Aim of the task: Your task is to copy each line that has the word "number".

Records from a dataset:
-- -- --

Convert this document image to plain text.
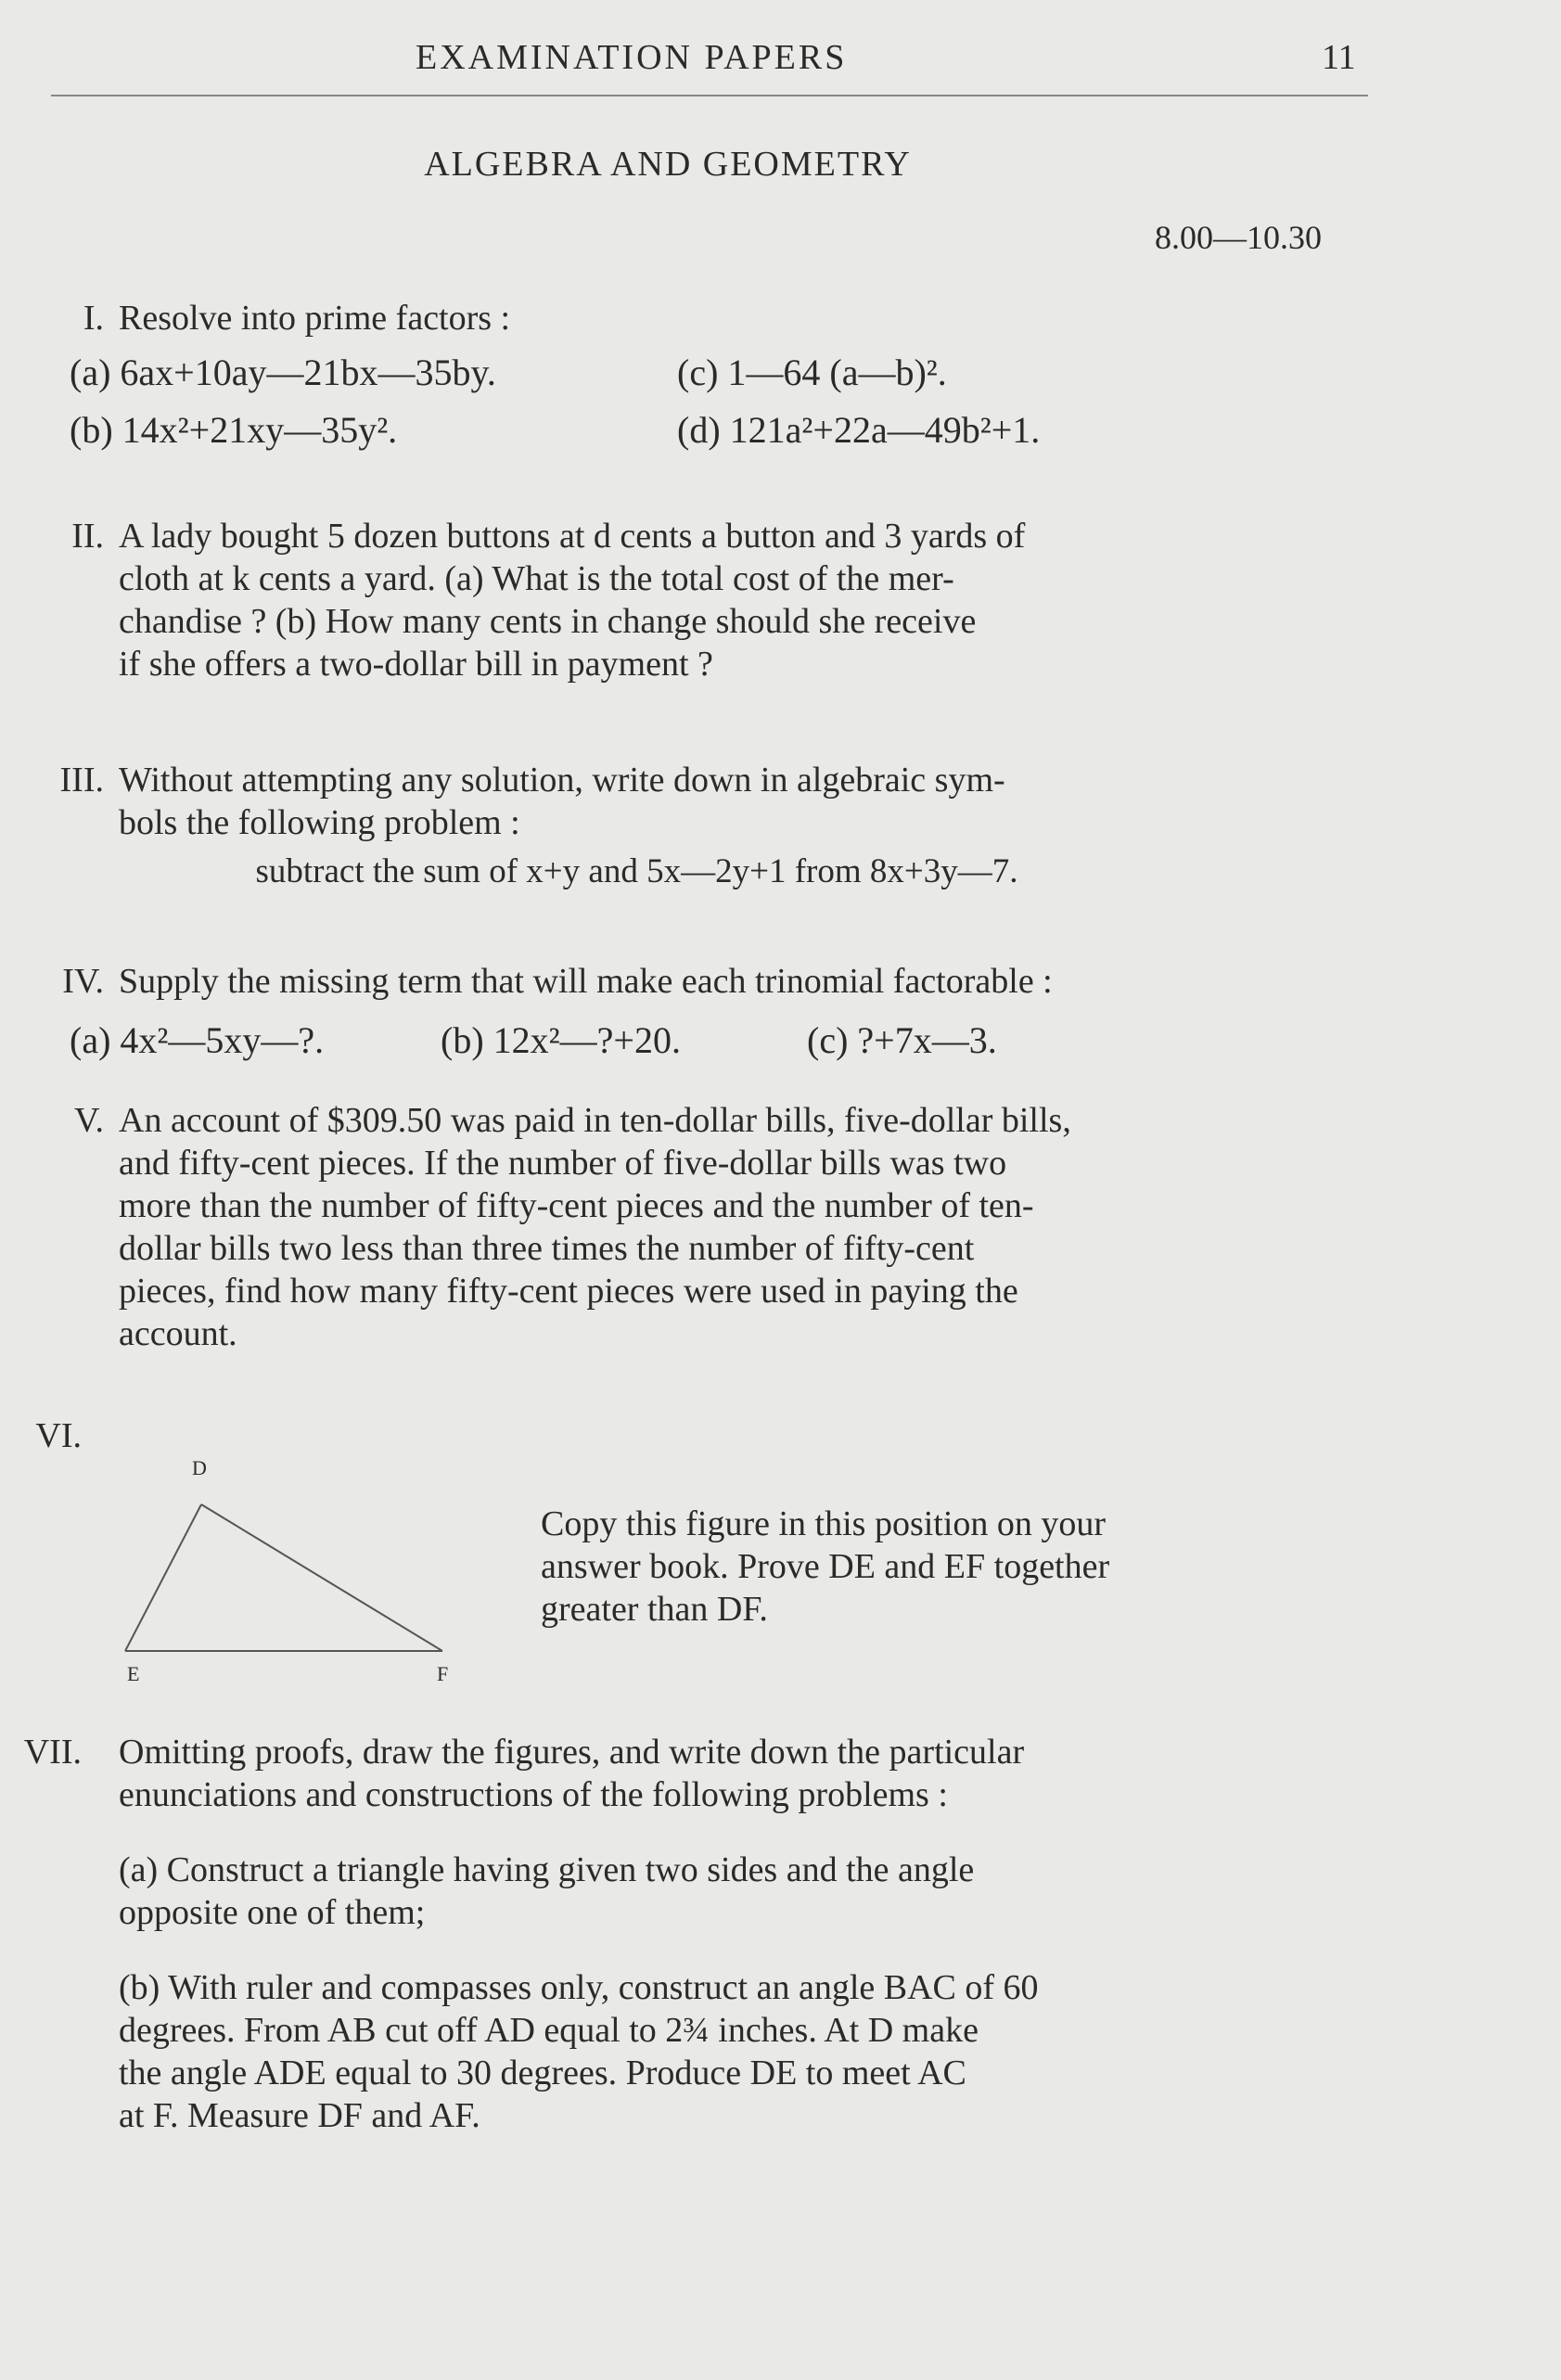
EXAMINATION PAPERS	11
ALGEBRA AND GEOMETRY
8.00—10.30
I. Resolve into prime factors :
(a) 6ax+10ay—21bx—35by.	(c) 1—64 (a—b)².
(b) 14x²+21xy—35y².	(d) 121a²+22a—49b²+1.
II. A lady bought 5 dozen buttons at d cents a button and 3 yards of
cloth at k cents a yard. (a) What is the total cost of the mer-
chandise ? (b) How many cents in change should she receive
if she offers a two-dollar bill in payment ?
III. Without attempting any solution, write down in algebraic sym-
bols the following problem :
subtract the sum of x+y and 5x—2y+1 from 8x+3y—7.
IV. Supply the missing term that will make each trinomial factorable :
(a) 4x²—5xy—?.	(b) 12x²—?+20.	(c) ?+7x—3.
V. An account of $309.50 was paid in ten-dollar bills, five-dollar bills,
and fifty-cent pieces. If the number of five-dollar bills was two
more than the number of fifty-cent pieces and the number of ten-
dollar bills two less than three times the number of fifty-cent
pieces, find how many fifty-cent pieces were used in paying the
account.
VI.
D
E	F
Copy this figure in this position on your
answer book. Prove DE and EF together
greater than DF.
VII. Omitting proofs, draw the figures, and write down the particular
enunciations and constructions of the following problems :
(a) Construct a triangle having given two sides and the angle
opposite one of them;
(b) With ruler and compasses only, construct an angle BAC of 60
degrees. From AB cut off AD equal to 2¾ inches. At D make
the angle ADE equal to 30 degrees. Produce DE to meet AC
at F. Measure DF and AF.
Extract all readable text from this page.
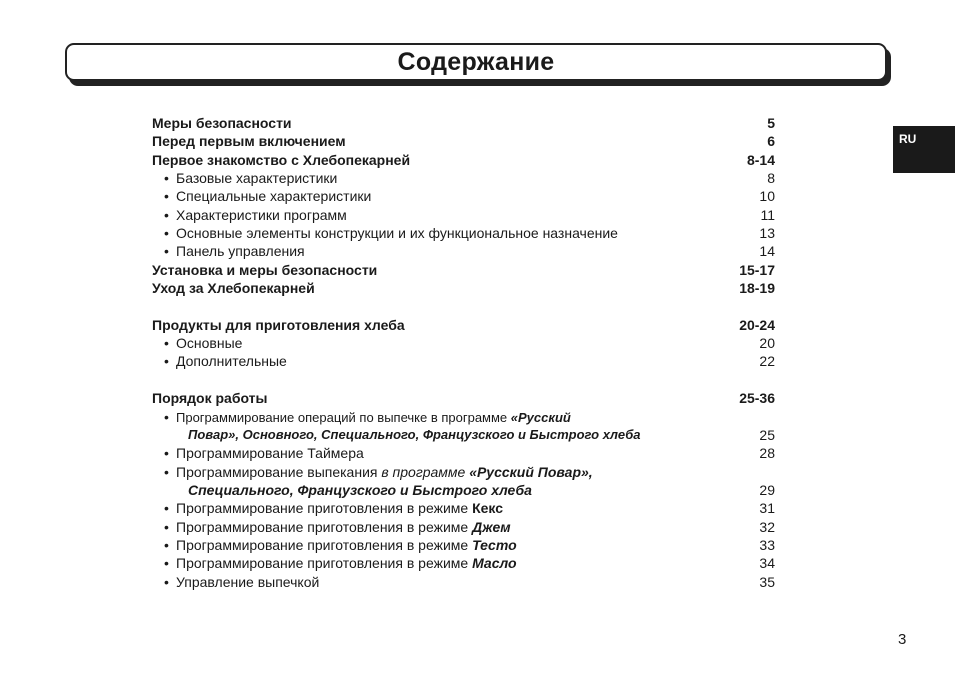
Содержание
RU
Меры безопасности	5
Перед первым включением	6
Первое знакомство с Хлебопекарней	8-14
• Базовые характеристики	8
• Специальные характеристики	10
• Характеристики программ	11
• Основные элементы конструкции и их функциональное назначение	13
• Панель управления	14
Установка и меры безопасности	15-17
Уход за Хлебопекарней	18-19
Продукты для приготовления хлеба	20-24
• Основные	20
• Дополнительные	22
Порядок работы	25-36
• Программирование операций по выпечке в программе «Русский
Повар», Основного, Специального, Французского и Быстрого хлеба	25
• Программирование Таймера	28
• Программирование выпекания в программе «Русский Повар»,
Специального, Французского и Быстрого хлеба	29
• Программирование приготовления в режиме Кекс	31
• Программирование приготовления в режиме Джем	32
• Программирование приготовления в режиме Тесто	33
• Программирование приготовления в режиме Масло	34
• Управление выпечкой	35
3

-- -- --

In response:
and fifty-cent pieces. If the number of five-dollar bills was two
more than the number of fifty-cent pieces and the number of ten-
dollar bills two less than three times the number of fifty-cent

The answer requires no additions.